> _Written request_
In the entries below, count the lines holding "одноступенчатому". Reply with the number only.

> _Provided information_
_ _ _ _ _

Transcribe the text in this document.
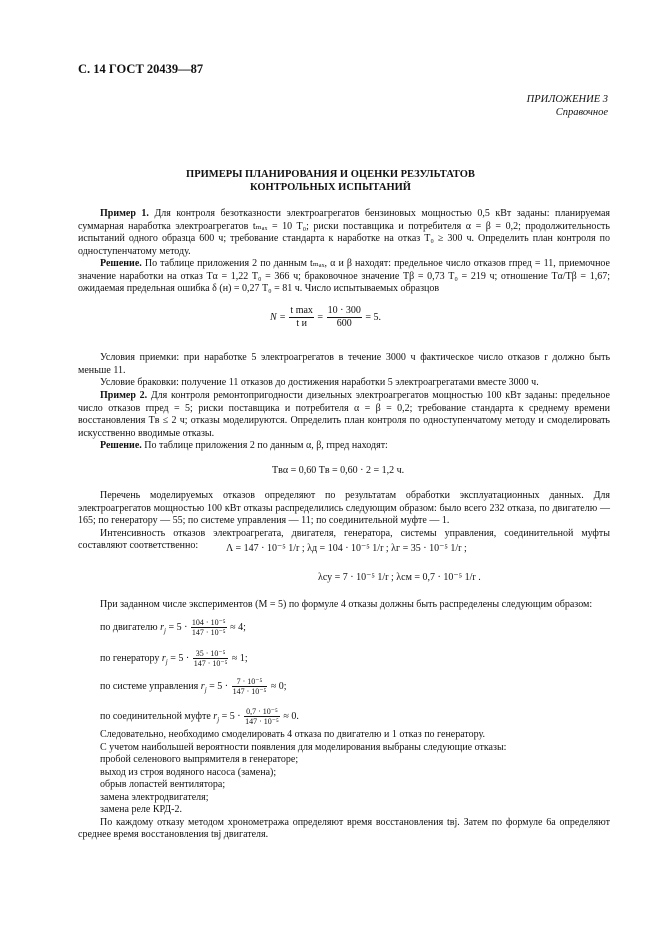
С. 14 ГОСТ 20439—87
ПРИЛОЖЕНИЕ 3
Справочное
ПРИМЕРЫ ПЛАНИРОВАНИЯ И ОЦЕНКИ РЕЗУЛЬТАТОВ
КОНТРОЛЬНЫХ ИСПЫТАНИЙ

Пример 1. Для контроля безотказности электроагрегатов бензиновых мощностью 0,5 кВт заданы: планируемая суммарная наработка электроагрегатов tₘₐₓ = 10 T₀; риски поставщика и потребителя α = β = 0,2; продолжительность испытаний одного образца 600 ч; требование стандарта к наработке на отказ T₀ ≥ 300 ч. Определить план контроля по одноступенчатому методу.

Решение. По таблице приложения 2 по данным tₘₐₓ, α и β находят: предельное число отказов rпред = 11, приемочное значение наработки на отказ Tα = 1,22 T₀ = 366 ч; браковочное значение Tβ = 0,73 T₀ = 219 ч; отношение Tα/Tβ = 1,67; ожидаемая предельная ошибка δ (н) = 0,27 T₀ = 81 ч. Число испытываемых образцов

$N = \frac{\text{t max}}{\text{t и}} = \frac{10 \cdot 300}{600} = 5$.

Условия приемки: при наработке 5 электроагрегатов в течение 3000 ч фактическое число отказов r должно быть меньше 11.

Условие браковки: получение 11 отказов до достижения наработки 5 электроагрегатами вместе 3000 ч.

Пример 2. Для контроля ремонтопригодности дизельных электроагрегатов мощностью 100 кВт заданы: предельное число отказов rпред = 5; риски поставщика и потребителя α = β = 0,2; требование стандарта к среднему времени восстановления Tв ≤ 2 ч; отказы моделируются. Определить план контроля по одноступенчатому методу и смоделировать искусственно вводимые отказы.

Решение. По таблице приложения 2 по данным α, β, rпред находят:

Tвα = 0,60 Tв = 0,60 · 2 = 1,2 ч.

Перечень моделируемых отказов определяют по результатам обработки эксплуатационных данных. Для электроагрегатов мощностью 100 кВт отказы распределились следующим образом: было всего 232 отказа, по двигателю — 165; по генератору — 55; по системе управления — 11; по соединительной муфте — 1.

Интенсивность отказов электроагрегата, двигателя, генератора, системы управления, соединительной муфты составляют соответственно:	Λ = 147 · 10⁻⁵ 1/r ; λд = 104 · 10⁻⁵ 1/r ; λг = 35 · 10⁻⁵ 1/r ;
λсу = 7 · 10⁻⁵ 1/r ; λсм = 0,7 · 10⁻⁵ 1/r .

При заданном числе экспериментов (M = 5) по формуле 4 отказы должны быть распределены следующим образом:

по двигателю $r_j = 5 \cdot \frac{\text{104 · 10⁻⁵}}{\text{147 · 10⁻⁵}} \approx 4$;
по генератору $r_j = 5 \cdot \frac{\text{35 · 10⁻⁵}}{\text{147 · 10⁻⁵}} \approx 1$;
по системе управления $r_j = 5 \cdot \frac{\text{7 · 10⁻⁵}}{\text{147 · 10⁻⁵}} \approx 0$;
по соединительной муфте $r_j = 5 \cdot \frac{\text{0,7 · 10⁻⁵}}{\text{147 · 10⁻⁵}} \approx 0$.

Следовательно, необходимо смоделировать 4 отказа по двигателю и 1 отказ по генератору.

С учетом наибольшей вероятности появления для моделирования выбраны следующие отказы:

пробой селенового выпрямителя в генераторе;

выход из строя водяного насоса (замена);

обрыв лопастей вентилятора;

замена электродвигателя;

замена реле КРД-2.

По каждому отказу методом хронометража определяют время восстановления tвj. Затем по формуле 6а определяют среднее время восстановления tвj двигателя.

_ _ _ _ _

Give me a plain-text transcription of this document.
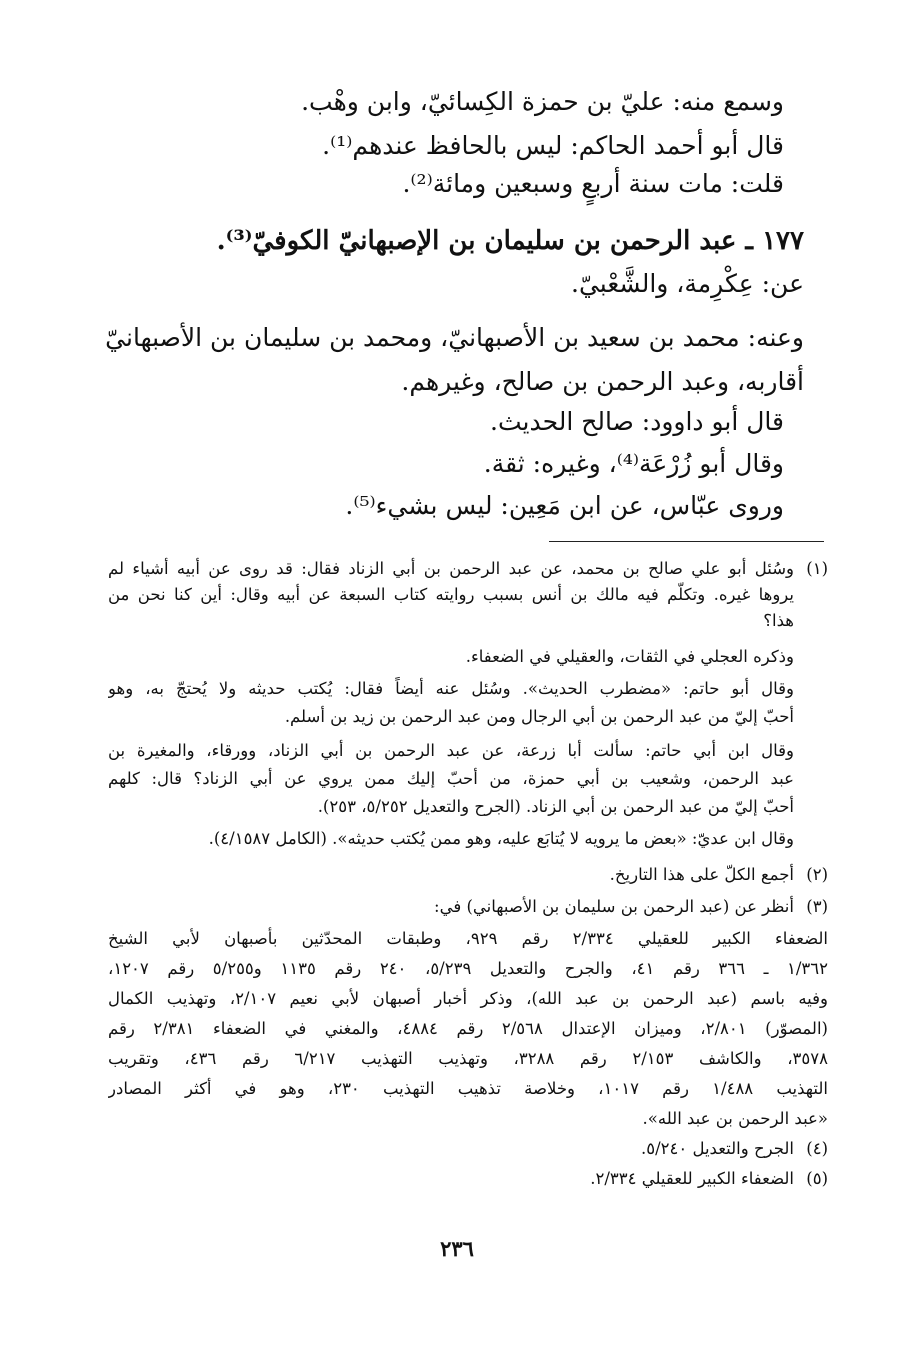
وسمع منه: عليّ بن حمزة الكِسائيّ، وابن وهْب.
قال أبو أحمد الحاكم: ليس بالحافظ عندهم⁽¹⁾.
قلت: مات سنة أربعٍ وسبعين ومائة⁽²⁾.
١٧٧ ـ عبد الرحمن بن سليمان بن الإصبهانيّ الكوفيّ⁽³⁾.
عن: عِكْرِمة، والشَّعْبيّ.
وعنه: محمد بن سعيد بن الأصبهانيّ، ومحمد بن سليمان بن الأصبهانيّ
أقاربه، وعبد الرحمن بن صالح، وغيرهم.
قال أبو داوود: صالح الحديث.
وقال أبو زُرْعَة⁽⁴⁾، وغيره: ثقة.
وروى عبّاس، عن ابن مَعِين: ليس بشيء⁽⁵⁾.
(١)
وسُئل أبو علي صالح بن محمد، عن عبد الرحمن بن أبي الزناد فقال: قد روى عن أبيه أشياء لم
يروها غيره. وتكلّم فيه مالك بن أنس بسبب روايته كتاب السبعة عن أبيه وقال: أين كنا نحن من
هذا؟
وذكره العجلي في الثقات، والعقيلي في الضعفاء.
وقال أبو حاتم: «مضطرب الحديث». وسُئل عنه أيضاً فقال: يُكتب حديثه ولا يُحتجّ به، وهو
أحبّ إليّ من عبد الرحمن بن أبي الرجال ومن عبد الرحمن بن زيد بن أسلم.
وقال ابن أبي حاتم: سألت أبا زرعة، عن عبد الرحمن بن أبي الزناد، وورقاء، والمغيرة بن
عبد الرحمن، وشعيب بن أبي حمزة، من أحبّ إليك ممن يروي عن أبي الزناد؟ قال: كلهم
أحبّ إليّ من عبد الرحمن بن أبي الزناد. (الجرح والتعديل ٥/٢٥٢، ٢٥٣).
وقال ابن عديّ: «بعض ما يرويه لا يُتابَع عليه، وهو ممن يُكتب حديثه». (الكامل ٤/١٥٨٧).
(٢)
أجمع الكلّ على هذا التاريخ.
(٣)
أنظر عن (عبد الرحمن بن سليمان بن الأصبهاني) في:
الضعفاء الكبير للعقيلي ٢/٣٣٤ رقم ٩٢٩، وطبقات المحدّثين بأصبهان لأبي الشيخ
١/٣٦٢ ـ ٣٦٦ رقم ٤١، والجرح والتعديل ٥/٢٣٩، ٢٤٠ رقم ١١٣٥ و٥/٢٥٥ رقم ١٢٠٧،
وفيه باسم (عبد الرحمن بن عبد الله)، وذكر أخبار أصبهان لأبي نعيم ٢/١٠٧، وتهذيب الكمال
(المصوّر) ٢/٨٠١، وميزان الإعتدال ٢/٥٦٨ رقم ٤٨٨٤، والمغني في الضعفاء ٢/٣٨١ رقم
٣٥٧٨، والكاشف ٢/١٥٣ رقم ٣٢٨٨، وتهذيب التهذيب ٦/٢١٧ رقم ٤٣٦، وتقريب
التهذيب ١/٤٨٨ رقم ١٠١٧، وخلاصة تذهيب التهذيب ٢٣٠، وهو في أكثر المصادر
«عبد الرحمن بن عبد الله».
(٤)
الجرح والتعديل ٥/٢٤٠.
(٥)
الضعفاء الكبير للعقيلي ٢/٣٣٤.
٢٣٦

_ _ _ _ _

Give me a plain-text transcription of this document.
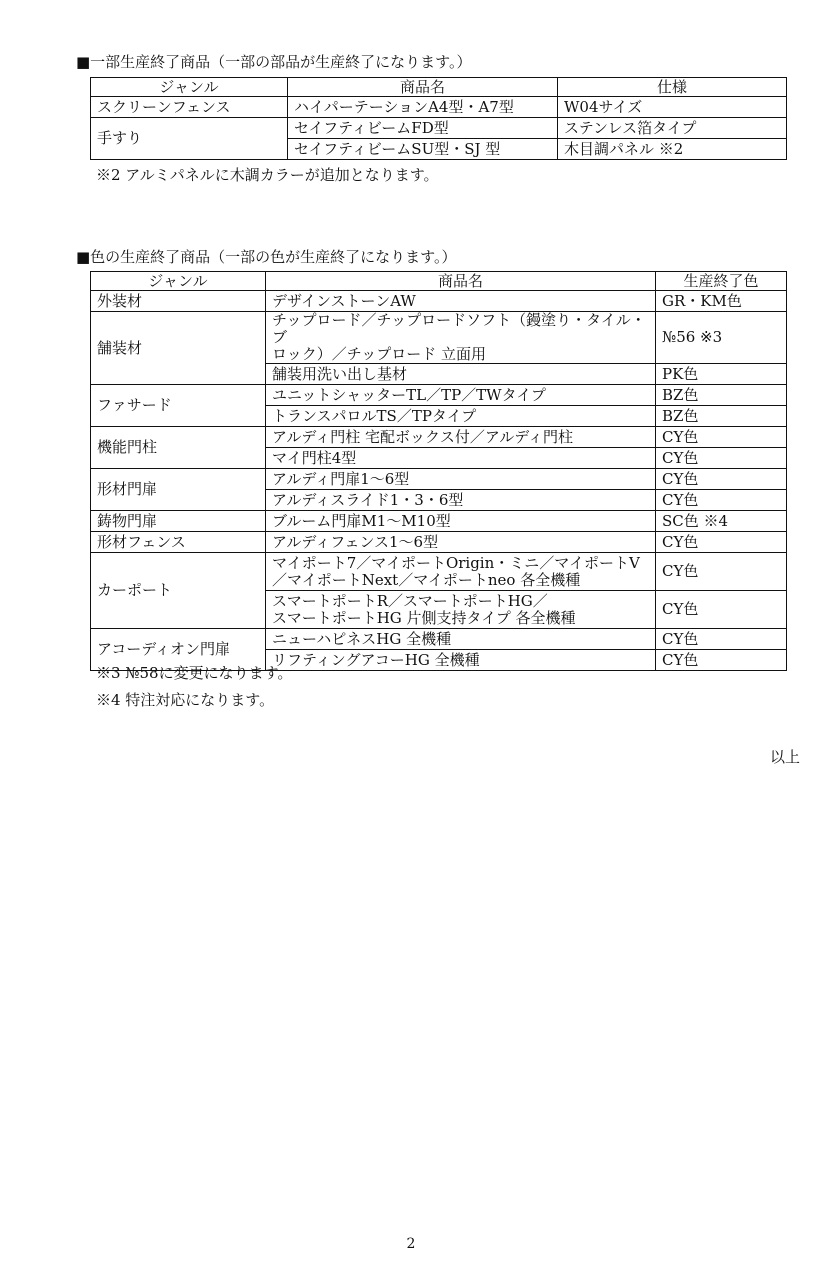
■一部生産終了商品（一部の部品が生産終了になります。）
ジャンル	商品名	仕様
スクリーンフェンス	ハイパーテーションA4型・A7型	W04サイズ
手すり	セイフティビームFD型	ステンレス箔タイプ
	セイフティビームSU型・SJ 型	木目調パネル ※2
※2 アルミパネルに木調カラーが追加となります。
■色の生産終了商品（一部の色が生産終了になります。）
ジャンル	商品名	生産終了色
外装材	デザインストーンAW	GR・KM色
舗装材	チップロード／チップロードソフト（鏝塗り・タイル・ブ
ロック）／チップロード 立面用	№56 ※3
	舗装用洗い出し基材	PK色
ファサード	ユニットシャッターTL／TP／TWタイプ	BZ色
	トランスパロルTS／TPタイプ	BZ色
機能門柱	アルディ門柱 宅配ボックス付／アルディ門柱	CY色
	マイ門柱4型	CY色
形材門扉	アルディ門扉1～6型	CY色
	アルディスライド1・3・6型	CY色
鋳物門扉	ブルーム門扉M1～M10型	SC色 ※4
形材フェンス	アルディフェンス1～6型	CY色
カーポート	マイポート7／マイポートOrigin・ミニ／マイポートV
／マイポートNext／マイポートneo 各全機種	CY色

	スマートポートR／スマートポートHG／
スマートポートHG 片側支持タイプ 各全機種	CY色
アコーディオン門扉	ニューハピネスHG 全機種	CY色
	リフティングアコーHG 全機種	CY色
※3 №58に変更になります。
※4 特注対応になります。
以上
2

_ _ _ _ _

> _Expected answer_
2